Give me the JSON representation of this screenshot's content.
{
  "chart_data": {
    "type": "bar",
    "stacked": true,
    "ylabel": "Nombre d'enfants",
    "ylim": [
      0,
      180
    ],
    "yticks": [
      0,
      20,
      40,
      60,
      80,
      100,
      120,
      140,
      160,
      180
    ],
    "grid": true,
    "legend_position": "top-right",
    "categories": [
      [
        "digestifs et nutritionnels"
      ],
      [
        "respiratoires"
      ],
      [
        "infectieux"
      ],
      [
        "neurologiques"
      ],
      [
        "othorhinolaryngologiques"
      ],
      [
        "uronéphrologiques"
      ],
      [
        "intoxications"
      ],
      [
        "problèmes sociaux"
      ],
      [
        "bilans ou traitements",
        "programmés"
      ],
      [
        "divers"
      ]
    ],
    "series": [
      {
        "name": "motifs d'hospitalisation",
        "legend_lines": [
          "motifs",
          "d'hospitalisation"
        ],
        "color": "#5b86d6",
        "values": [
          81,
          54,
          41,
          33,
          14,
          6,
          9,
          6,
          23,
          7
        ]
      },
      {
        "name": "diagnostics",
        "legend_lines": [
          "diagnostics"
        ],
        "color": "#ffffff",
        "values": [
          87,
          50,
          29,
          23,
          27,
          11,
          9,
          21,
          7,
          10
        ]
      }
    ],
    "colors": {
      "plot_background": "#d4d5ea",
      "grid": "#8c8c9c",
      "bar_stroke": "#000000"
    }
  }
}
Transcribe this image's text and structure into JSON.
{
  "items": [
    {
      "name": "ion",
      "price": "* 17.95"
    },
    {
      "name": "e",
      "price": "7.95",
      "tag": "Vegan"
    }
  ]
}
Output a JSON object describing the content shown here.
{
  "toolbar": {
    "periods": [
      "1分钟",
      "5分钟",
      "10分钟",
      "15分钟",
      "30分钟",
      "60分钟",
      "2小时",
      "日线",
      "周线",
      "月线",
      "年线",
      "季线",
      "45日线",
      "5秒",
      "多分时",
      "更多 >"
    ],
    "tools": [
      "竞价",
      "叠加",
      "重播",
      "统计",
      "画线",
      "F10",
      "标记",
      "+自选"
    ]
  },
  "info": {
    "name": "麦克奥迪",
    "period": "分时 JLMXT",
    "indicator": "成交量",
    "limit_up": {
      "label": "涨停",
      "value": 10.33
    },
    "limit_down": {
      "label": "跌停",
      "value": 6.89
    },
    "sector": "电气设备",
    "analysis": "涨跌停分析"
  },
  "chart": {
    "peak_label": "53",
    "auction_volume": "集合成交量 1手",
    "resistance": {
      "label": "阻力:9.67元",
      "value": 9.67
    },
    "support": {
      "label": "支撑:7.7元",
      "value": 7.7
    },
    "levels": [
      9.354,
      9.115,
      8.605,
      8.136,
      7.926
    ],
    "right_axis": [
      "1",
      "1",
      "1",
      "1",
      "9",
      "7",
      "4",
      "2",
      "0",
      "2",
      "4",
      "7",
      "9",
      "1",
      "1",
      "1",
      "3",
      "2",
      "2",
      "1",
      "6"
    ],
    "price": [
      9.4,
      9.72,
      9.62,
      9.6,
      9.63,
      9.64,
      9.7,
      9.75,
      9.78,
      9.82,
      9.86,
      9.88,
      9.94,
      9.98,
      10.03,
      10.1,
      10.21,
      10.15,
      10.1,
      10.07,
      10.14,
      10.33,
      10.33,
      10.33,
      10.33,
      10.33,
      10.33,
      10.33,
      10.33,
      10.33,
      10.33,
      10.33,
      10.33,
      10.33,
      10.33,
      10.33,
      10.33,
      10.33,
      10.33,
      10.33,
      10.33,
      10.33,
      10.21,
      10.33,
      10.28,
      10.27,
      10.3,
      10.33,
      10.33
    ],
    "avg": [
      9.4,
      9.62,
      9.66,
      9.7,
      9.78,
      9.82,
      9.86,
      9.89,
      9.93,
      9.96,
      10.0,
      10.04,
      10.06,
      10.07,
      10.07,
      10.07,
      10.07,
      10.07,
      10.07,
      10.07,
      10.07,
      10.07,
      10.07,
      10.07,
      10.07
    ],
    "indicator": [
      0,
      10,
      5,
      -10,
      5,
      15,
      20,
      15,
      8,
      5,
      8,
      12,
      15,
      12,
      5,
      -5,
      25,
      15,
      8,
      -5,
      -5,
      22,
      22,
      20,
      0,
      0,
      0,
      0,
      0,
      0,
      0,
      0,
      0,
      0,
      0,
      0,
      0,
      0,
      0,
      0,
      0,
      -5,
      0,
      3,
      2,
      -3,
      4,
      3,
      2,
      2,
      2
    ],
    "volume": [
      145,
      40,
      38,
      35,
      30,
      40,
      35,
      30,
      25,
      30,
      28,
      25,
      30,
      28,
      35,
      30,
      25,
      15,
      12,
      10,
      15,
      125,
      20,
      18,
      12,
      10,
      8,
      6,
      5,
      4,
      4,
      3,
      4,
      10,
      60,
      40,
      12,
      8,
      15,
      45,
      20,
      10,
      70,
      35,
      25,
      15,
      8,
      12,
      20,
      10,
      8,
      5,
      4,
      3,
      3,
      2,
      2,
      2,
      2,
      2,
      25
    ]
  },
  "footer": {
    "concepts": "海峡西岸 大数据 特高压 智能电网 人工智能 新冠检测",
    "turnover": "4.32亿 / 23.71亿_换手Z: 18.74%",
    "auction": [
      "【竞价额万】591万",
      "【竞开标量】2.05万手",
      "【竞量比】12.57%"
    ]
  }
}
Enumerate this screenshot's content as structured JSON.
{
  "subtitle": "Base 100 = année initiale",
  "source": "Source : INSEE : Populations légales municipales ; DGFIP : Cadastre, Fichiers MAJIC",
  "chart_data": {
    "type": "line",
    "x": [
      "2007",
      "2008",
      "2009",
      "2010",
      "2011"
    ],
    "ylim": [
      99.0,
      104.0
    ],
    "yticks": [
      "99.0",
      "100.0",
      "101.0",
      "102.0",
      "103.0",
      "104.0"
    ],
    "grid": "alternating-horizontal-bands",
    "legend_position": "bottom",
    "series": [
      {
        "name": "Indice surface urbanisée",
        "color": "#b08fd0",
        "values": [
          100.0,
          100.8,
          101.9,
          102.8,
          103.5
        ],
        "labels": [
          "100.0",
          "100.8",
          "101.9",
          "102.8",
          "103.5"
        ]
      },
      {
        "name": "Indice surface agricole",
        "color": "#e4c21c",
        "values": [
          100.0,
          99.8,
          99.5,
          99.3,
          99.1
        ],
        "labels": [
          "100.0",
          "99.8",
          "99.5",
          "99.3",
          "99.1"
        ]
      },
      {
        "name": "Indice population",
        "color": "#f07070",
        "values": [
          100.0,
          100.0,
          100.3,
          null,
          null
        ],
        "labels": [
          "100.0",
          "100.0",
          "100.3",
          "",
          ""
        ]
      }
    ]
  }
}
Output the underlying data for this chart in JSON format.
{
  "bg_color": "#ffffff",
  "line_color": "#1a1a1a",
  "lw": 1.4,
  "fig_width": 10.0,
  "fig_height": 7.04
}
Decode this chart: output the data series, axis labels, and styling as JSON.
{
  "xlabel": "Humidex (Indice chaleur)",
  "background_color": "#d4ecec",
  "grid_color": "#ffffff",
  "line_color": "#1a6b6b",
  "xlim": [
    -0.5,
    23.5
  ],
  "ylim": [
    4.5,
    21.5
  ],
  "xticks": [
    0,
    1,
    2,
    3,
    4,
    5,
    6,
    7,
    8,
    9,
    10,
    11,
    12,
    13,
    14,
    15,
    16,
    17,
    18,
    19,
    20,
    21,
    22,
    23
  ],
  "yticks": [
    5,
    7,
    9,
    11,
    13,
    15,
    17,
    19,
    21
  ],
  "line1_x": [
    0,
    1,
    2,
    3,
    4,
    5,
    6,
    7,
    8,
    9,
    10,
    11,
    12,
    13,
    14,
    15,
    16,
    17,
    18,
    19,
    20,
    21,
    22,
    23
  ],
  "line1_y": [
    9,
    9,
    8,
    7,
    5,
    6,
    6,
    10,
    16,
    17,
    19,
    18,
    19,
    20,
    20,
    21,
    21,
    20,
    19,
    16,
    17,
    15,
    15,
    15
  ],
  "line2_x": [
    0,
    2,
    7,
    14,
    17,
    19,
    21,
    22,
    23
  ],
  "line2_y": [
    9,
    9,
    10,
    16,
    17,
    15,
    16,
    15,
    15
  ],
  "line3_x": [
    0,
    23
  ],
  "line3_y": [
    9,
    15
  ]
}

#### What you are asked to do
From the listing, copy every line where the string "content" appears.

#### Completed task
Give me the JSON representation of this screenshot's content.
Output a JSON object describing the content shown here.
Enumerate this screenshot's content as structured JSON.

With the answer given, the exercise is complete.